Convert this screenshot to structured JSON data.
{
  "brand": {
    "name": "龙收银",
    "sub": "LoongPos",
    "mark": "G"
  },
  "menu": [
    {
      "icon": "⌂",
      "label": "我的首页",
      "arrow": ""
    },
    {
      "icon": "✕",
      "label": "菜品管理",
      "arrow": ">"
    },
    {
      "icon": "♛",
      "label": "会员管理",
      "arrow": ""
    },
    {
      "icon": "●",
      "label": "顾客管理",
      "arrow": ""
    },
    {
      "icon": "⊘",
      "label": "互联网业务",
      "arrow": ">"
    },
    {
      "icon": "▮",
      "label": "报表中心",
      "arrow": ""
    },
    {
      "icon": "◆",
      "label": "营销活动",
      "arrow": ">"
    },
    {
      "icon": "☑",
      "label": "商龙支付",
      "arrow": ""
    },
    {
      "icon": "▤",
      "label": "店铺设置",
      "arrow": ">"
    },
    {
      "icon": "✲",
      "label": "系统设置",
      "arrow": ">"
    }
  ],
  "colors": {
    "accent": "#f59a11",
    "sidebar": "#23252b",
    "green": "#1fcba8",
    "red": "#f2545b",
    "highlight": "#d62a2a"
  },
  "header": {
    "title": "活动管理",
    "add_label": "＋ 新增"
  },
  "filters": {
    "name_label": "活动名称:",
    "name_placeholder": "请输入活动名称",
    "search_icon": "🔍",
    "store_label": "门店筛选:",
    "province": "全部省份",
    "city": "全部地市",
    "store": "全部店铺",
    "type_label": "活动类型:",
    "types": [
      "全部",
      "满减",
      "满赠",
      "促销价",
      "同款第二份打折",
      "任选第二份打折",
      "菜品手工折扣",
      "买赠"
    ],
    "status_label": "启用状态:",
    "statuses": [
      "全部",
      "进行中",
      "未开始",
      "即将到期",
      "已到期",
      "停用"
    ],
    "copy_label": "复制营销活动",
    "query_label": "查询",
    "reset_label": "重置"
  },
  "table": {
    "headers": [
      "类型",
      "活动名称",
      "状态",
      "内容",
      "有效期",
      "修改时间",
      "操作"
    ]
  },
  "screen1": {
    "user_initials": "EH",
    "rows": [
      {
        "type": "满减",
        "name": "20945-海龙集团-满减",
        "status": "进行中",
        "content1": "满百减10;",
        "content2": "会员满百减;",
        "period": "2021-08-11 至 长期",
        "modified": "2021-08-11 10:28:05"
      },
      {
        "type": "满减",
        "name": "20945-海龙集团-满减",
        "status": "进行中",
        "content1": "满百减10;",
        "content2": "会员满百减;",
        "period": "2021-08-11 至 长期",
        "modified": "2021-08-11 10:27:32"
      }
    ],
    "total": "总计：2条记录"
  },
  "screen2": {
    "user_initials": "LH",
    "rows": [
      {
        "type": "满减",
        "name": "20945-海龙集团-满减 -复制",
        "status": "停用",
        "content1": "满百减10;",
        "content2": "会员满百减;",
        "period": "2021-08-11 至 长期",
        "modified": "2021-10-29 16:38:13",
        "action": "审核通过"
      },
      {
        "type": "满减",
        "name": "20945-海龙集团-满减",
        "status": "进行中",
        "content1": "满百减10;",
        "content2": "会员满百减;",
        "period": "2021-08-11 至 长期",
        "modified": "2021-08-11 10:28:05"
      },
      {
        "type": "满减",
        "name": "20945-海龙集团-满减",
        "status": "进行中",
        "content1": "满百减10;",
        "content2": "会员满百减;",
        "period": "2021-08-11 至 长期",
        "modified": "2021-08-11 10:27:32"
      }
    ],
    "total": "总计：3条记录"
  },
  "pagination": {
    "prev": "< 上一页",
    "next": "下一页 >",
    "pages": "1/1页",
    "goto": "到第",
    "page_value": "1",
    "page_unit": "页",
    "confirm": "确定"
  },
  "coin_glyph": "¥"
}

DIRECTIONS:
Your task is to transcribe the material exactly.

RESULT FOR THIS TASK:
Convert this screenshot to structured JSON data.
{
  "brand": {
    "name": "龙收银",
    "sub": "LoongPos",
    "mark": "G"
  },
  "menu": [
    {
      "icon": "⌂",
      "label": "我的首页",
      "arrow": ""
    },
    {
      "icon": "✕",
      "label": "菜品管理",
      "arrow": ">"
    },
    {
      "icon": "♛",
      "label": "会员管理",
      "arrow": ""
    },
    {
      "icon": "●",
      "label": "顾客管理",
      "arrow": ""
    },
    {
      "icon": "⊘",
      "label": "互联网业务",
      "arrow": ">"
    },
    {
      "icon": "▮",
      "label": "报表中心",
      "arrow": ""
    },
    {
      "icon": "◆",
      "label": "营销活动",
      "arrow": ">"
    },
    {
      "icon": "☑",
      "label": "商龙支付",
      "arrow": ""
    },
    {
      "icon": "▤",
      "label": "店铺设置",
      "arrow": ">"
    },
    {
      "icon": "✲",
      "label": "系统设置",
      "arrow": ">"
    }
  ],
  "colors": {
    "accent": "#f59a11",
    "sidebar": "#23252b",
    "green": "#1fcba8",
    "red": "#f2545b",
    "highlight": "#d62a2a"
  },
  "header": {
    "title": "活动管理",
    "add_label": "＋ 新增"
  },
  "filters": {
    "name_label": "活动名称:",
    "name_placeholder": "请输入活动名称",
    "search_icon": "🔍",
    "store_label": "门店筛选:",
    "province": "全部省份",
    "city": "全部地市",
    "store": "全部店铺",
    "type_label": "活动类型:",
    "types": [
      "全部",
      "满减",
      "满赠",
      "促销价",
      "同款第二份打折",
      "任选第二份打折",
      "菜品手工折扣",
      "买赠"
    ],
    "status_label": "启用状态:",
    "statuses": [
      "全部",
      "进行中",
      "未开始",
      "即将到期",
      "已到期",
      "停用"
    ],
    "copy_label": "复制营销活动",
    "query_label": "查询",
    "reset_label": "重置"
  },
  "table": {
    "headers": [
      "类型",
      "活动名称",
      "状态",
      "内容",
      "有效期",
      "修改时间",
      "操作"
    ]
  },
  "screen1": {
    "user_initials": "EH",
    "rows": [
      {
        "type": "满减",
        "name": "20945-海龙集团-满减",
        "status": "进行中",
        "content1": "满百减10;",
        "content2": "会员满百减;",
        "period": "2021-08-11 至 长期",
        "modified": "2021-08-11 10:28:05"
      },
      {
        "type": "满减",
        "name": "20945-海龙集团-满减",
        "status": "进行中",
        "content1": "满百减10;",
        "content2": "会员满百减;",
        "period": "2021-08-11 至 长期",
        "modified": "2021-08-11 10:27:32"
      }
    ],
    "total": "总计：2条记录"
  },
  "screen2": {
    "user_initials": "LH",
    "rows": [
      {
        "type": "满减",
        "name": "20945-海龙集团-满减 -复制",
        "status": "停用",
        "content1": "满百减10;",
        "content2": "会员满百减;",
        "period": "2021-08-11 至 长期",
        "modified": "2021-10-29 16:38:13",
        "action": "审核通过"
      },
      {
        "type": "满减",
        "name": "20945-海龙集团-满减",
        "status": "进行中",
        "content1": "满百减10;",
        "content2": "会员满百减;",
        "period": "2021-08-11 至 长期",
        "modified": "2021-08-11 10:28:05"
      },
      {
        "type": "满减",
        "name": "20945-海龙集团-满减",
        "status": "进行中",
        "content1": "满百减10;",
        "content2": "会员满百减;",
        "period": "2021-08-11 至 长期",
        "modified": "2021-08-11 10:27:32"
      }
    ],
    "total": "总计：3条记录"
  },
  "pagination": {
    "prev": "< 上一页",
    "next": "下一页 >",
    "pages": "1/1页",
    "goto": "到第",
    "page_value": "1",
    "page_unit": "页",
    "confirm": "确定"
  },
  "coin_glyph": "¥"
}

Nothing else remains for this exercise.